[Data excerpts]

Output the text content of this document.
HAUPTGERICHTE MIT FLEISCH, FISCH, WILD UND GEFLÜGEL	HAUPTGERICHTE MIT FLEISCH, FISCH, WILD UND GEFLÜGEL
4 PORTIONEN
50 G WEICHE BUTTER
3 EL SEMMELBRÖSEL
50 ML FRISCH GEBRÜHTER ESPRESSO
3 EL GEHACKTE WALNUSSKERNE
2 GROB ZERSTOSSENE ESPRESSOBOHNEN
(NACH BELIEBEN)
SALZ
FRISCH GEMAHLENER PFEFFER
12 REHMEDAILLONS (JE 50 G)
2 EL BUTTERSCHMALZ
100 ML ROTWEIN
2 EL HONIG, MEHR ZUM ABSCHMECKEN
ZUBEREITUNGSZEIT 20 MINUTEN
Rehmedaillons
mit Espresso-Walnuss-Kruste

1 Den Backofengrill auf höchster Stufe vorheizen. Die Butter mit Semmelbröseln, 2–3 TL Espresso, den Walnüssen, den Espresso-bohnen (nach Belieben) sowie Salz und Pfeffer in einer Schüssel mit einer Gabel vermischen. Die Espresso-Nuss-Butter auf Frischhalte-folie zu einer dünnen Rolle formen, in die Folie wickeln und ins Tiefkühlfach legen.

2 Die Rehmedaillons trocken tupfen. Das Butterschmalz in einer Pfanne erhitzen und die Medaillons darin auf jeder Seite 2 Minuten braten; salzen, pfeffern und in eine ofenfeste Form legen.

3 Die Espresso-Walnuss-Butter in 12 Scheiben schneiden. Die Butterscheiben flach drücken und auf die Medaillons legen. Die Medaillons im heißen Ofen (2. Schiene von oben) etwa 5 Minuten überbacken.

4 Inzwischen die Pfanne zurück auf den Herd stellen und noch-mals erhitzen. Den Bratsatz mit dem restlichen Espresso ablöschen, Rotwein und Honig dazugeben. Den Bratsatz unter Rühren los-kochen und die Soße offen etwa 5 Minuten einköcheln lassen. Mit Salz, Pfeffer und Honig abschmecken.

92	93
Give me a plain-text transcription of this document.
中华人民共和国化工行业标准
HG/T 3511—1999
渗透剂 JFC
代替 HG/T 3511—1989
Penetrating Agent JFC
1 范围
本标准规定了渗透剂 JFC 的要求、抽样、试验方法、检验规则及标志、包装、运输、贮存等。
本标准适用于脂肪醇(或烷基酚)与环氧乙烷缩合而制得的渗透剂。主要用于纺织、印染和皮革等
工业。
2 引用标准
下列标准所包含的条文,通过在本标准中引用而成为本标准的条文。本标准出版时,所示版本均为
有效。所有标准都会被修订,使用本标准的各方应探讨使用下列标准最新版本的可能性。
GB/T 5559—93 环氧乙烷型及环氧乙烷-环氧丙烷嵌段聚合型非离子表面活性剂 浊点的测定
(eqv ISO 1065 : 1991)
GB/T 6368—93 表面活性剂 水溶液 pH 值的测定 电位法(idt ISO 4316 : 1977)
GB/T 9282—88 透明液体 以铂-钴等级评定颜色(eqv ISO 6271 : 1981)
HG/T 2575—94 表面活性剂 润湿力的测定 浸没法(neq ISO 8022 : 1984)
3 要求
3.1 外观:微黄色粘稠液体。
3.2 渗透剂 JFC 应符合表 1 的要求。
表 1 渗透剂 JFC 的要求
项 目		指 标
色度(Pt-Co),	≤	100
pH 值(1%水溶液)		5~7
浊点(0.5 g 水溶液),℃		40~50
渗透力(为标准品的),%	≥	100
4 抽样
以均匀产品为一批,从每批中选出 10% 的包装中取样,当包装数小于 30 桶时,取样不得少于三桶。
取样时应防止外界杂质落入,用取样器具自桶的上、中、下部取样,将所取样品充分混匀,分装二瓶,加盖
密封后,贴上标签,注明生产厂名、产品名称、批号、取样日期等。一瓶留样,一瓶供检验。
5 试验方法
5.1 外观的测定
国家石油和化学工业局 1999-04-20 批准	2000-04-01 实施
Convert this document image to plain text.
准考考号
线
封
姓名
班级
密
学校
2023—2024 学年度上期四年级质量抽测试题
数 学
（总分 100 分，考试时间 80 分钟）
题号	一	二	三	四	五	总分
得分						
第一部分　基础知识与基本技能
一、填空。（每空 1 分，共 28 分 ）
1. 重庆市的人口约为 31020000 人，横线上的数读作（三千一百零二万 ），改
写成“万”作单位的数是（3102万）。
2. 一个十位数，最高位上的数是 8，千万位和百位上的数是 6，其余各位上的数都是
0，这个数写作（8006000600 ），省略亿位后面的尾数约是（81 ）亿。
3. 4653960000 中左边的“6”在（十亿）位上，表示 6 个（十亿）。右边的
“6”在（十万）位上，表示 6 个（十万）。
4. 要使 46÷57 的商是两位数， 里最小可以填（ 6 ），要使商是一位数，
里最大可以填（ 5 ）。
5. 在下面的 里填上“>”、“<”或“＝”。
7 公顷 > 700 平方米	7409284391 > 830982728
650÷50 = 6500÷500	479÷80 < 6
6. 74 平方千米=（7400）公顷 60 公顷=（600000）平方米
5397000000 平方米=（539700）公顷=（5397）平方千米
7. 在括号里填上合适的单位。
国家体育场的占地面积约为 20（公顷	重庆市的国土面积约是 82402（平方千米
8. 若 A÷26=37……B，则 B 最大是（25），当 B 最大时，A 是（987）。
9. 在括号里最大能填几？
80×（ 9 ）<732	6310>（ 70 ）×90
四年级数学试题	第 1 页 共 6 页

● Aim of the task: Repeat the records above exactly as they appear.

● The response:
Output the text content of this document.
HAUPTGERICHTE MIT FLEISCH, FISCH, WILD UND GEFLÜGEL	HAUPTGERICHTE MIT FLEISCH, FISCH, WILD UND GEFLÜGEL
4 PORTIONEN
50 G WEICHE BUTTER
3 EL SEMMELBRÖSEL
50 ML FRISCH GEBRÜHTER ESPRESSO
3 EL GEHACKTE WALNUSSKERNE
2 GROB ZERSTOSSENE ESPRESSOBOHNEN
(NACH BELIEBEN)
SALZ
FRISCH GEMAHLENER PFEFFER
12 REHMEDAILLONS (JE 50 G)
2 EL BUTTERSCHMALZ
100 ML ROTWEIN
2 EL HONIG, MEHR ZUM ABSCHMECKEN
ZUBEREITUNGSZEIT 20 MINUTEN
Rehmedaillons
mit Espresso-Walnuss-Kruste

1 Den Backofengrill auf höchster Stufe vorheizen. Die Butter mit Semmelbröseln, 2–3 TL Espresso, den Walnüssen, den Espresso-bohnen (nach Belieben) sowie Salz und Pfeffer in einer Schüssel mit einer Gabel vermischen. Die Espresso-Nuss-Butter auf Frischhalte-folie zu einer dünnen Rolle formen, in die Folie wickeln und ins Tiefkühlfach legen.

2 Die Rehmedaillons trocken tupfen. Das Butterschmalz in einer Pfanne erhitzen und die Medaillons darin auf jeder Seite 2 Minuten braten; salzen, pfeffern und in eine ofenfeste Form legen.

3 Die Espresso-Walnuss-Butter in 12 Scheiben schneiden. Die Butterscheiben flach drücken und auf die Medaillons legen. Die Medaillons im heißen Ofen (2. Schiene von oben) etwa 5 Minuten überbacken.

4 Inzwischen die Pfanne zurück auf den Herd stellen und noch-mals erhitzen. Den Bratsatz mit dem restlichen Espresso ablöschen, Rotwein und Honig dazugeben. Den Bratsatz unter Rühren los-kochen und die Soße offen etwa 5 Minuten einköcheln lassen. Mit Salz, Pfeffer und Honig abschmecken.

92	93
Give me a plain-text transcription of this document.
中华人民共和国化工行业标准
HG/T 3511—1999
渗透剂 JFC
代替 HG/T 3511—1989
Penetrating Agent JFC
1 范围
本标准规定了渗透剂 JFC 的要求、抽样、试验方法、检验规则及标志、包装、运输、贮存等。
本标准适用于脂肪醇(或烷基酚)与环氧乙烷缩合而制得的渗透剂。主要用于纺织、印染和皮革等
工业。
2 引用标准
下列标准所包含的条文,通过在本标准中引用而成为本标准的条文。本标准出版时,所示版本均为
有效。所有标准都会被修订,使用本标准的各方应探讨使用下列标准最新版本的可能性。
GB/T 5559—93 环氧乙烷型及环氧乙烷-环氧丙烷嵌段聚合型非离子表面活性剂 浊点的测定
(eqv ISO 1065 : 1991)
GB/T 6368—93 表面活性剂 水溶液 pH 值的测定 电位法(idt ISO 4316 : 1977)
GB/T 9282—88 透明液体 以铂-钴等级评定颜色(eqv ISO 6271 : 1981)
HG/T 2575—94 表面活性剂 润湿力的测定 浸没法(neq ISO 8022 : 1984)
3 要求
3.1 外观:微黄色粘稠液体。
3.2 渗透剂 JFC 应符合表 1 的要求。
表 1 渗透剂 JFC 的要求
项 目		指 标
色度(Pt-Co),	≤	100
pH 值(1%水溶液)		5~7
浊点(0.5 g 水溶液),℃		40~50
渗透力(为标准品的),%	≥	100
4 抽样
以均匀产品为一批,从每批中选出 10% 的包装中取样,当包装数小于 30 桶时,取样不得少于三桶。
取样时应防止外界杂质落入,用取样器具自桶的上、中、下部取样,将所取样品充分混匀,分装二瓶,加盖
密封后,贴上标签,注明生产厂名、产品名称、批号、取样日期等。一瓶留样,一瓶供检验。
5 试验方法
5.1 外观的测定
国家石油和化学工业局 1999-04-20 批准	2000-04-01 实施
Convert this document image to plain text.
准考考号
线
封
姓名
班级
密
学校
2023—2024 学年度上期四年级质量抽测试题
数 学
（总分 100 分，考试时间 80 分钟）
题号	一	二	三	四	五	总分
得分						
第一部分　基础知识与基本技能
一、填空。（每空 1 分，共 28 分 ）
1. 重庆市的人口约为 31020000 人，横线上的数读作（三千一百零二万 ），改
写成“万”作单位的数是（3102万）。
2. 一个十位数，最高位上的数是 8，千万位和百位上的数是 6，其余各位上的数都是
0，这个数写作（8006000600 ），省略亿位后面的尾数约是（81 ）亿。
3. 4653960000 中左边的“6”在（十亿）位上，表示 6 个（十亿）。右边的
“6”在（十万）位上，表示 6 个（十万）。
4. 要使 46÷57 的商是两位数， 里最小可以填（ 6 ），要使商是一位数，
里最大可以填（ 5 ）。
5. 在下面的 里填上“>”、“<”或“＝”。
7 公顷 > 700 平方米	7409284391 > 830982728
650÷50 = 6500÷500	479÷80 < 6
6. 74 平方千米=（7400）公顷 60 公顷=（600000）平方米
5397000000 平方米=（539700）公顷=（5397）平方千米
7. 在括号里填上合适的单位。
国家体育场的占地面积约为 20（公顷	重庆市的国土面积约是 82402（平方千米
8. 若 A÷26=37……B，则 B 最大是（25），当 B 最大时，A 是（987）。
9. 在括号里最大能填几？
80×（ 9 ）<732	6310>（ 70 ）×90
四年级数学试题	第 1 页 共 6 页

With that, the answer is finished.